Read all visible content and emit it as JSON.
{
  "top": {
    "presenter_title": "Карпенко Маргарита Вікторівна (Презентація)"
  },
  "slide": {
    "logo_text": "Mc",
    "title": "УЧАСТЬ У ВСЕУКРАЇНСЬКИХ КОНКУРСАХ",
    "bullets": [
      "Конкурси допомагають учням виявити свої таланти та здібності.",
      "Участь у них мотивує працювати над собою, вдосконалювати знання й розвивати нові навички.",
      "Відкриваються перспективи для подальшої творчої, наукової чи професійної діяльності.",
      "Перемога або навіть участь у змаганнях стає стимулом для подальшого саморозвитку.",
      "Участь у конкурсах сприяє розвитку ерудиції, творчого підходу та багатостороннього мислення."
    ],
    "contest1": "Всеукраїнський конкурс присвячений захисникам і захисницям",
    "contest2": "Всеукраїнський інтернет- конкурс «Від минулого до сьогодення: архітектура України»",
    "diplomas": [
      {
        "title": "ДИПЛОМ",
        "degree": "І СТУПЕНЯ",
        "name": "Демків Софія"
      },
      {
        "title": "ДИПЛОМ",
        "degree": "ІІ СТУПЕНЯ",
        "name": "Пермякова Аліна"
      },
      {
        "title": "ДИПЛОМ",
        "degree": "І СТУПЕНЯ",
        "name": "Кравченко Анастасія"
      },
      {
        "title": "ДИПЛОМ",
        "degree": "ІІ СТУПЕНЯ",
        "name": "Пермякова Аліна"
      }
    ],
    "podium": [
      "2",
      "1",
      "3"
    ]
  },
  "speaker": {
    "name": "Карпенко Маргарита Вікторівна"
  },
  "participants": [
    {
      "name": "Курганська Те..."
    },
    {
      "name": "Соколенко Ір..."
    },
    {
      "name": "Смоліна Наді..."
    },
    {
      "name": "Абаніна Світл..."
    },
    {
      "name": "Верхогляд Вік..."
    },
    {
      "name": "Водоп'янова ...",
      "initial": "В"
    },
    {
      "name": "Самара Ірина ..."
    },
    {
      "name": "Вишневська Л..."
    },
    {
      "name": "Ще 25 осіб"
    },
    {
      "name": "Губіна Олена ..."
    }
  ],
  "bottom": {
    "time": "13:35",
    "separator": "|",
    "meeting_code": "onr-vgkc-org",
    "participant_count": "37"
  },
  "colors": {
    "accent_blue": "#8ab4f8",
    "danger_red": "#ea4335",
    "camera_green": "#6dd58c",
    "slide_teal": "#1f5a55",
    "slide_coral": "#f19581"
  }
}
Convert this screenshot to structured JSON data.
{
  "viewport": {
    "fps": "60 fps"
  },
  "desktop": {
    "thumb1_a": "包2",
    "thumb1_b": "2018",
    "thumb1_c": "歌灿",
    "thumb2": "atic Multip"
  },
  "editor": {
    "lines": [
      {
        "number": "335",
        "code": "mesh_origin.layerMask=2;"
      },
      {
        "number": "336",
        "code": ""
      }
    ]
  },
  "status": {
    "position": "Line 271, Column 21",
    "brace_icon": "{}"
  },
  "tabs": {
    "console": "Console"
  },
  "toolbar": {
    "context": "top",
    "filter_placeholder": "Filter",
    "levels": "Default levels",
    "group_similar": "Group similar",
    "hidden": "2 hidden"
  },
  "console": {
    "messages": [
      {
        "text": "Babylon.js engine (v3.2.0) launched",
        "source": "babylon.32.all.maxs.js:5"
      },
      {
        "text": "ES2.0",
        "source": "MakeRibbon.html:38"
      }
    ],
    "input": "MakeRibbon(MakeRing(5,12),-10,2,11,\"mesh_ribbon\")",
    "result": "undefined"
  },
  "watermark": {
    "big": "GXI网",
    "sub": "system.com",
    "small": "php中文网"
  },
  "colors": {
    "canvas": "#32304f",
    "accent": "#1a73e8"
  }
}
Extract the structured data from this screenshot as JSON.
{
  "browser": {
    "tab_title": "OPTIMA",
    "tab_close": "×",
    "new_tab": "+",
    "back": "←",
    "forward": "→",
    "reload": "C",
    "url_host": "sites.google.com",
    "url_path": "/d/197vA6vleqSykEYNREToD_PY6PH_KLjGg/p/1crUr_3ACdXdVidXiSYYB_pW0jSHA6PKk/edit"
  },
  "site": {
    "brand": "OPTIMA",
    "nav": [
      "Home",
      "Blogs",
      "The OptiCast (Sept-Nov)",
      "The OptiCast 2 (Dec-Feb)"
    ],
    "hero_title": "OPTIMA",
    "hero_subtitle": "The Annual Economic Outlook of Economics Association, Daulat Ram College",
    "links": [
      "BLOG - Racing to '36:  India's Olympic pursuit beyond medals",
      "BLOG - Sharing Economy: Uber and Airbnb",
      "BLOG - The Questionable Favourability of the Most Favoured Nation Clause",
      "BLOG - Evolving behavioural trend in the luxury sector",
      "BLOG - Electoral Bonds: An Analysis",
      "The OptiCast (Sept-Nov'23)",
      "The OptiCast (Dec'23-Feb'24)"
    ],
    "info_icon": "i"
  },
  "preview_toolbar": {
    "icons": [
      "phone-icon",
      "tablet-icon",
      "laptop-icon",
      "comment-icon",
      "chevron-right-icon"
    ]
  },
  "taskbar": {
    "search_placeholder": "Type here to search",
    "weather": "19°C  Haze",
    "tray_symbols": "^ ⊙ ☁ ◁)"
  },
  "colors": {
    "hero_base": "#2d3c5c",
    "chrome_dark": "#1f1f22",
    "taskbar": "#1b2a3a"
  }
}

---+---

#### What is required:
Can you give every line above again, exactly as written?

#### Result of this task:
Read all visible content and emit it as JSON.
{
  "top": {
    "presenter_title": "Карпенко Маргарита Вікторівна (Презентація)"
  },
  "slide": {
    "logo_text": "Mc",
    "title": "УЧАСТЬ У ВСЕУКРАЇНСЬКИХ КОНКУРСАХ",
    "bullets": [
      "Конкурси допомагають учням виявити свої таланти та здібності.",
      "Участь у них мотивує працювати над собою, вдосконалювати знання й розвивати нові навички.",
      "Відкриваються перспективи для подальшої творчої, наукової чи професійної діяльності.",
      "Перемога або навіть участь у змаганнях стає стимулом для подальшого саморозвитку.",
      "Участь у конкурсах сприяє розвитку ерудиції, творчого підходу та багатостороннього мислення."
    ],
    "contest1": "Всеукраїнський конкурс присвячений захисникам і захисницям",
    "contest2": "Всеукраїнський інтернет- конкурс «Від минулого до сьогодення: архітектура України»",
    "diplomas": [
      {
        "title": "ДИПЛОМ",
        "degree": "І СТУПЕНЯ",
        "name": "Демків Софія"
      },
      {
        "title": "ДИПЛОМ",
        "degree": "ІІ СТУПЕНЯ",
        "name": "Пермякова Аліна"
      },
      {
        "title": "ДИПЛОМ",
        "degree": "І СТУПЕНЯ",
        "name": "Кравченко Анастасія"
      },
      {
        "title": "ДИПЛОМ",
        "degree": "ІІ СТУПЕНЯ",
        "name": "Пермякова Аліна"
      }
    ],
    "podium": [
      "2",
      "1",
      "3"
    ]
  },
  "speaker": {
    "name": "Карпенко Маргарита Вікторівна"
  },
  "participants": [
    {
      "name": "Курганська Те..."
    },
    {
      "name": "Соколенко Ір..."
    },
    {
      "name": "Смоліна Наді..."
    },
    {
      "name": "Абаніна Світл..."
    },
    {
      "name": "Верхогляд Вік..."
    },
    {
      "name": "Водоп'янова ...",
      "initial": "В"
    },
    {
      "name": "Самара Ірина ..."
    },
    {
      "name": "Вишневська Л..."
    },
    {
      "name": "Ще 25 осіб"
    },
    {
      "name": "Губіна Олена ..."
    }
  ],
  "bottom": {
    "time": "13:35",
    "separator": "|",
    "meeting_code": "onr-vgkc-org",
    "participant_count": "37"
  },
  "colors": {
    "accent_blue": "#8ab4f8",
    "danger_red": "#ea4335",
    "camera_green": "#6dd58c",
    "slide_teal": "#1f5a55",
    "slide_coral": "#f19581"
  }
}
Convert this screenshot to structured JSON data.
{
  "viewport": {
    "fps": "60 fps"
  },
  "desktop": {
    "thumb1_a": "包2",
    "thumb1_b": "2018",
    "thumb1_c": "歌灿",
    "thumb2": "atic Multip"
  },
  "editor": {
    "lines": [
      {
        "number": "335",
        "code": "mesh_origin.layerMask=2;"
      },
      {
        "number": "336",
        "code": ""
      }
    ]
  },
  "status": {
    "position": "Line 271, Column 21",
    "brace_icon": "{}"
  },
  "tabs": {
    "console": "Console"
  },
  "toolbar": {
    "context": "top",
    "filter_placeholder": "Filter",
    "levels": "Default levels",
    "group_similar": "Group similar",
    "hidden": "2 hidden"
  },
  "console": {
    "messages": [
      {
        "text": "Babylon.js engine (v3.2.0) launched",
        "source": "babylon.32.all.maxs.js:5"
      },
      {
        "text": "ES2.0",
        "source": "MakeRibbon.html:38"
      }
    ],
    "input": "MakeRibbon(MakeRing(5,12),-10,2,11,\"mesh_ribbon\")",
    "result": "undefined"
  },
  "watermark": {
    "big": "GXI网",
    "sub": "system.com",
    "small": "php中文网"
  },
  "colors": {
    "canvas": "#32304f",
    "accent": "#1a73e8"
  }
}
Extract the structured data from this screenshot as JSON.
{
  "browser": {
    "tab_title": "OPTIMA",
    "tab_close": "×",
    "new_tab": "+",
    "back": "←",
    "forward": "→",
    "reload": "C",
    "url_host": "sites.google.com",
    "url_path": "/d/197vA6vleqSykEYNREToD_PY6PH_KLjGg/p/1crUr_3ACdXdVidXiSYYB_pW0jSHA6PKk/edit"
  },
  "site": {
    "brand": "OPTIMA",
    "nav": [
      "Home",
      "Blogs",
      "The OptiCast (Sept-Nov)",
      "The OptiCast 2 (Dec-Feb)"
    ],
    "hero_title": "OPTIMA",
    "hero_subtitle": "The Annual Economic Outlook of Economics Association, Daulat Ram College",
    "links": [
      "BLOG - Racing to '36:  India's Olympic pursuit beyond medals",
      "BLOG - Sharing Economy: Uber and Airbnb",
      "BLOG - The Questionable Favourability of the Most Favoured Nation Clause",
      "BLOG - Evolving behavioural trend in the luxury sector",
      "BLOG - Electoral Bonds: An Analysis",
      "The OptiCast (Sept-Nov'23)",
      "The OptiCast (Dec'23-Feb'24)"
    ],
    "info_icon": "i"
  },
  "preview_toolbar": {
    "icons": [
      "phone-icon",
      "tablet-icon",
      "laptop-icon",
      "comment-icon",
      "chevron-right-icon"
    ]
  },
  "taskbar": {
    "search_placeholder": "Type here to search",
    "weather": "19°C  Haze",
    "tray_symbols": "^ ⊙ ☁ ◁)"
  },
  "colors": {
    "hero_base": "#2d3c5c",
    "chrome_dark": "#1f1f22",
    "taskbar": "#1b2a3a"
  }
}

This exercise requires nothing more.